STATED EXERCISE: Pictures in the data below are not part of the copy; transcribe everything else exactly.

[Extracted records]
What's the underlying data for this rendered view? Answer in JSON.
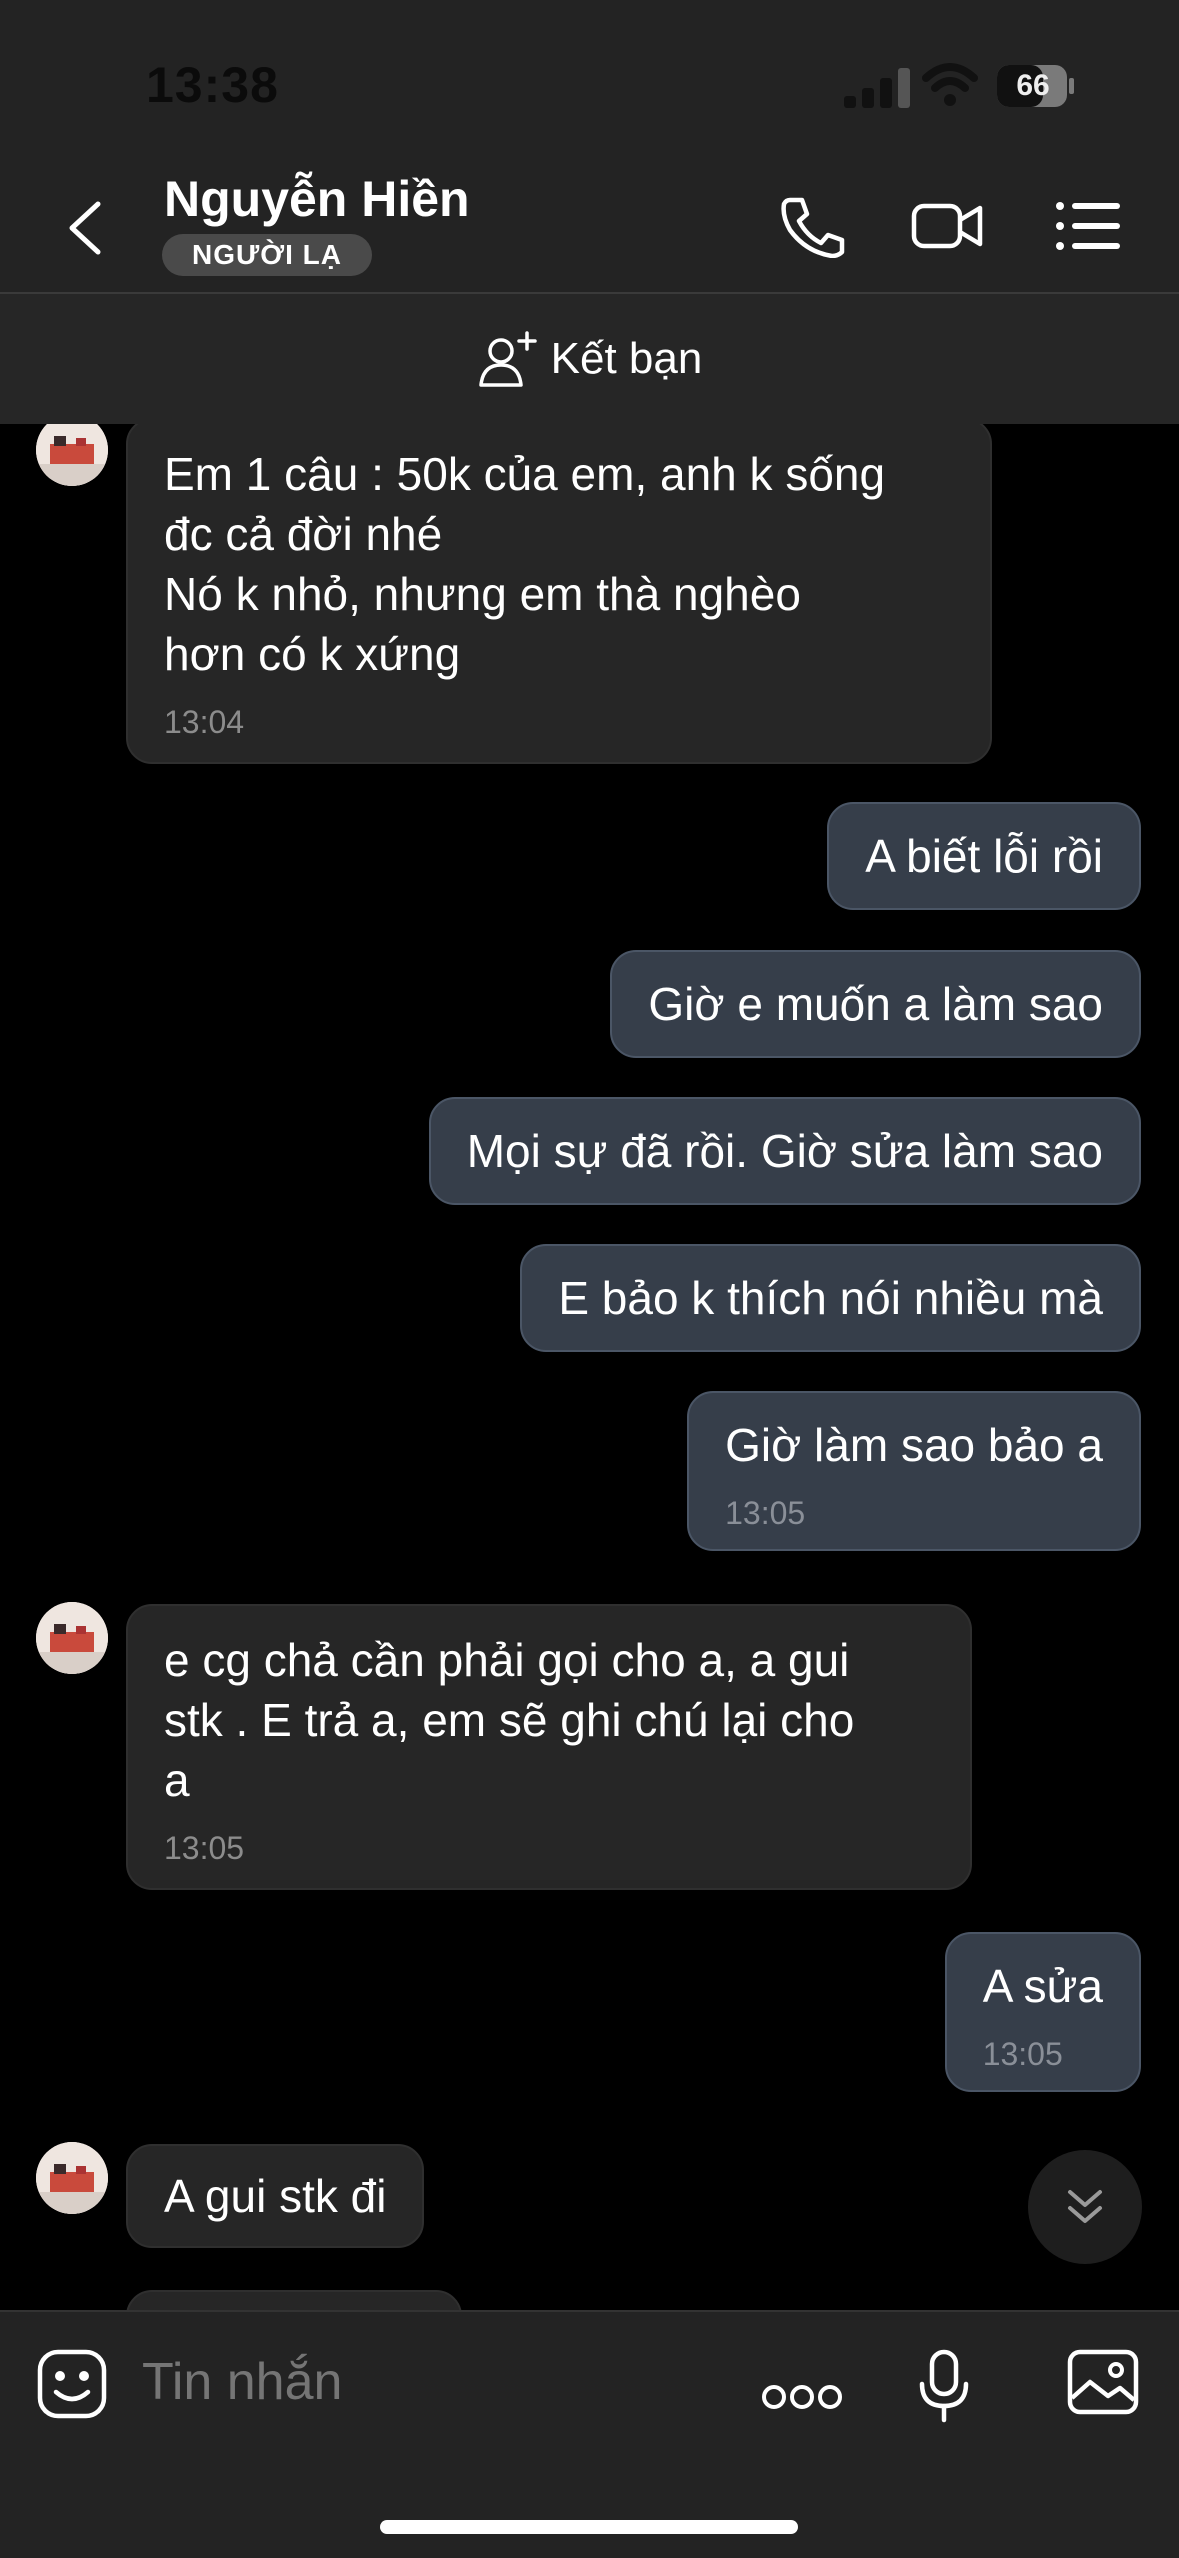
{
  "status": {
    "time": "13:38",
    "battery": "66"
  },
  "header": {
    "contact_name": "Nguyễn Hiền",
    "badge": "NGƯỜI LẠ",
    "icons": [
      "back-chevron-icon",
      "phone-icon",
      "video-call-icon",
      "menu-list-icon"
    ]
  },
  "friend_bar": {
    "label": "Kết bạn",
    "icon": "add-friend-icon"
  },
  "messages": [
    {
      "side": "received",
      "lines": [
        "Em 1 câu : 50k của em, anh k sống",
        "đc cả đời nhé",
        "Nó k nhỏ, nhưng em thà nghèo",
        "hơn có k xứng"
      ],
      "time": "13:04"
    },
    {
      "side": "sent",
      "text": "A biết lỗi rồi"
    },
    {
      "side": "sent",
      "text": "Giờ e muốn a làm sao"
    },
    {
      "side": "sent",
      "text": "Mọi sự đã rồi. Giờ sửa làm sao"
    },
    {
      "side": "sent",
      "text": "E bảo k thích nói nhiều mà"
    },
    {
      "side": "sent",
      "text": "Giờ làm sao bảo a",
      "time": "13:05"
    },
    {
      "side": "received",
      "lines": [
        "e cg chả cần phải gọi cho a, a gui",
        "stk . E trả a, em sẽ ghi chú lại cho",
        "a"
      ],
      "time": "13:05"
    },
    {
      "side": "sent",
      "text": "A sửa",
      "time": "13:05"
    },
    {
      "side": "received",
      "text": "A gui stk đi"
    }
  ],
  "composer": {
    "placeholder": "Tin nhắn",
    "icons": [
      "sticker-icon",
      "more-icon",
      "microphone-icon",
      "image-icon"
    ]
  },
  "colors": {
    "background": "#000000",
    "bar": "#232323",
    "received_bubble": "#262626",
    "sent_bubble": "#363e4a"
  }
}
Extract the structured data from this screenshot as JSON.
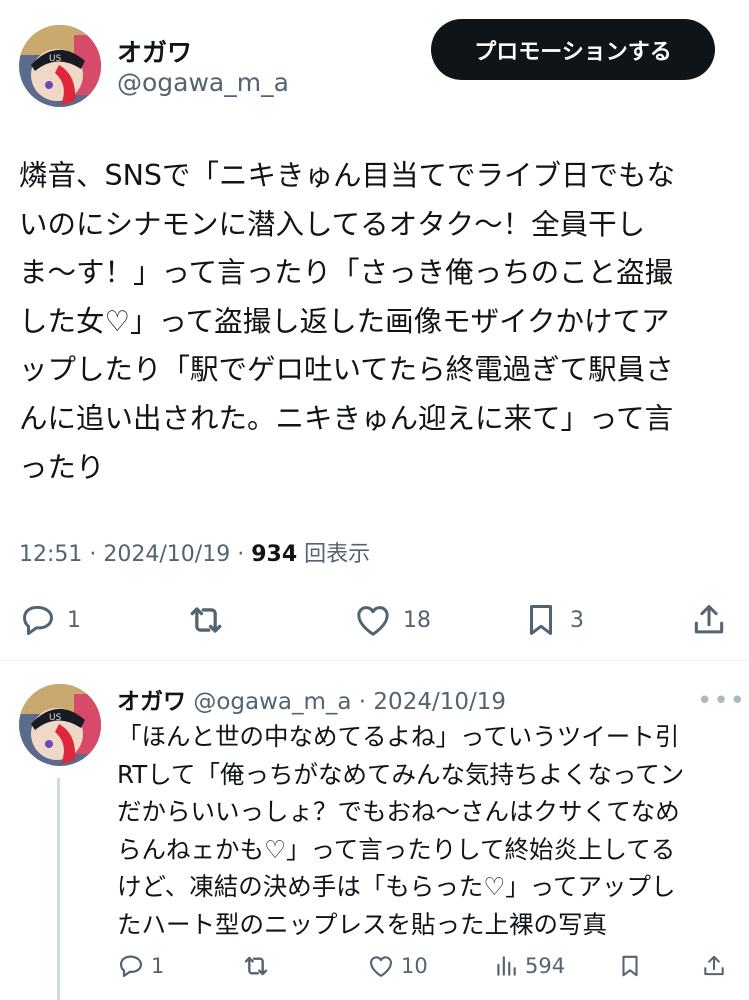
{
  "tweet": {
    "author_name": "オガワ",
    "author_handle": "@ogawa_m_a",
    "promote_label": "プロモーションする",
    "text": "燐音、SNSで「ニキきゅん目当てでライブ日でもな\nいのにシナモンに潜入してるオタク〜！全員干し\nま〜す！」って言ったり「さっき俺っちのこと盗撮\nした女♡」って盗撮し返した画像モザイクかけてア\nップしたり「駅でゲロ吐いてたら終電過ぎて駅員さ\nんに追い出された。ニキきゅん迎えに来て」って言\nったり",
    "time": "12:51",
    "date": "2024/10/19",
    "views": "934",
    "views_label": "回表示",
    "replies": "1",
    "likes": "18",
    "bookmarks": "3"
  },
  "reply": {
    "author_name": "オガワ",
    "author_handle": "@ogawa_m_a",
    "date": "2024/10/19",
    "text": "「ほんと世の中なめてるよね」っていうツイート引\nRTして「俺っちがなめてみんな気持ちよくなってン\nだからいいっしょ？でもおね〜さんはクサくてなめ\nらんねェかも♡」って言ったりして終始炎上してる\nけど、凍結の決め手は「もらった♡」ってアップし\nたハート型のニップレスを貼った上裸の写真",
    "replies": "1",
    "likes": "10",
    "views": "594"
  },
  "icons": {
    "reply": "reply-icon",
    "retweet": "retweet-icon",
    "like": "heart-icon",
    "bookmark": "bookmark-icon",
    "share": "share-icon",
    "views": "analytics-icon",
    "more": "more-icon"
  },
  "colors": {
    "text": "#0f1419",
    "secondary": "#536471",
    "button_bg": "#0f1419",
    "divider": "#eff3f4",
    "thread_line": "#cfd9de"
  }
}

REPLY:
What's the underlying data for this rendered view? Answer in JSON.
{
  "status": {
    "time": "13:38",
    "battery": "66"
  },
  "header": {
    "contact_name": "Nguyễn Hiền",
    "badge": "NGƯỜI LẠ",
    "icons": [
      "back-chevron-icon",
      "phone-icon",
      "video-call-icon",
      "menu-list-icon"
    ]
  },
  "friend_bar": {
    "label": "Kết bạn",
    "icon": "add-friend-icon"
  },
  "messages": [
    {
      "side": "received",
      "lines": [
        "Em 1 câu : 50k của em, anh k sống",
        "đc cả đời nhé",
        "Nó k nhỏ, nhưng em thà nghèo",
        "hơn có k xứng"
      ],
      "time": "13:04"
    },
    {
      "side": "sent",
      "text": "A biết lỗi rồi"
    },
    {
      "side": "sent",
      "text": "Giờ e muốn a làm sao"
    },
    {
      "side": "sent",
      "text": "Mọi sự đã rồi. Giờ sửa làm sao"
    },
    {
      "side": "sent",
      "text": "E bảo k thích nói nhiều mà"
    },
    {
      "side": "sent",
      "text": "Giờ làm sao bảo a",
      "time": "13:05"
    },
    {
      "side": "received",
      "lines": [
        "e cg chả cần phải gọi cho a, a gui",
        "stk . E trả a, em sẽ ghi chú lại cho",
        "a"
      ],
      "time": "13:05"
    },
    {
      "side": "sent",
      "text": "A sửa",
      "time": "13:05"
    },
    {
      "side": "received",
      "text": "A gui stk đi"
    }
  ],
  "composer": {
    "placeholder": "Tin nhắn",
    "icons": [
      "sticker-icon",
      "more-icon",
      "microphone-icon",
      "image-icon"
    ]
  },
  "colors": {
    "background": "#000000",
    "bar": "#232323",
    "received_bubble": "#262626",
    "sent_bubble": "#363e4a"
  }
}
Extract the structured data from this screenshot as JSON.
{
  "tweet": {
    "author_name": "オガワ",
    "author_handle": "@ogawa_m_a",
    "promote_label": "プロモーションする",
    "text": "燐音、SNSで「ニキきゅん目当てでライブ日でもな\nいのにシナモンに潜入してるオタク〜！全員干し\nま〜す！」って言ったり「さっき俺っちのこと盗撮\nした女♡」って盗撮し返した画像モザイクかけてア\nップしたり「駅でゲロ吐いてたら終電過ぎて駅員さ\nんに追い出された。ニキきゅん迎えに来て」って言\nったり",
    "time": "12:51",
    "date": "2024/10/19",
    "views": "934",
    "views_label": "回表示",
    "replies": "1",
    "likes": "18",
    "bookmarks": "3"
  },
  "reply": {
    "author_name": "オガワ",
    "author_handle": "@ogawa_m_a",
    "date": "2024/10/19",
    "text": "「ほんと世の中なめてるよね」っていうツイート引\nRTして「俺っちがなめてみんな気持ちよくなってン\nだからいいっしょ？でもおね〜さんはクサくてなめ\nらんねェかも♡」って言ったりして終始炎上してる\nけど、凍結の決め手は「もらった♡」ってアップし\nたハート型のニップレスを貼った上裸の写真",
    "replies": "1",
    "likes": "10",
    "views": "594"
  },
  "icons": {
    "reply": "reply-icon",
    "retweet": "retweet-icon",
    "like": "heart-icon",
    "bookmark": "bookmark-icon",
    "share": "share-icon",
    "views": "analytics-icon",
    "more": "more-icon"
  },
  "colors": {
    "text": "#0f1419",
    "secondary": "#536471",
    "button_bg": "#0f1419",
    "divider": "#eff3f4",
    "thread_line": "#cfd9de"
  }
}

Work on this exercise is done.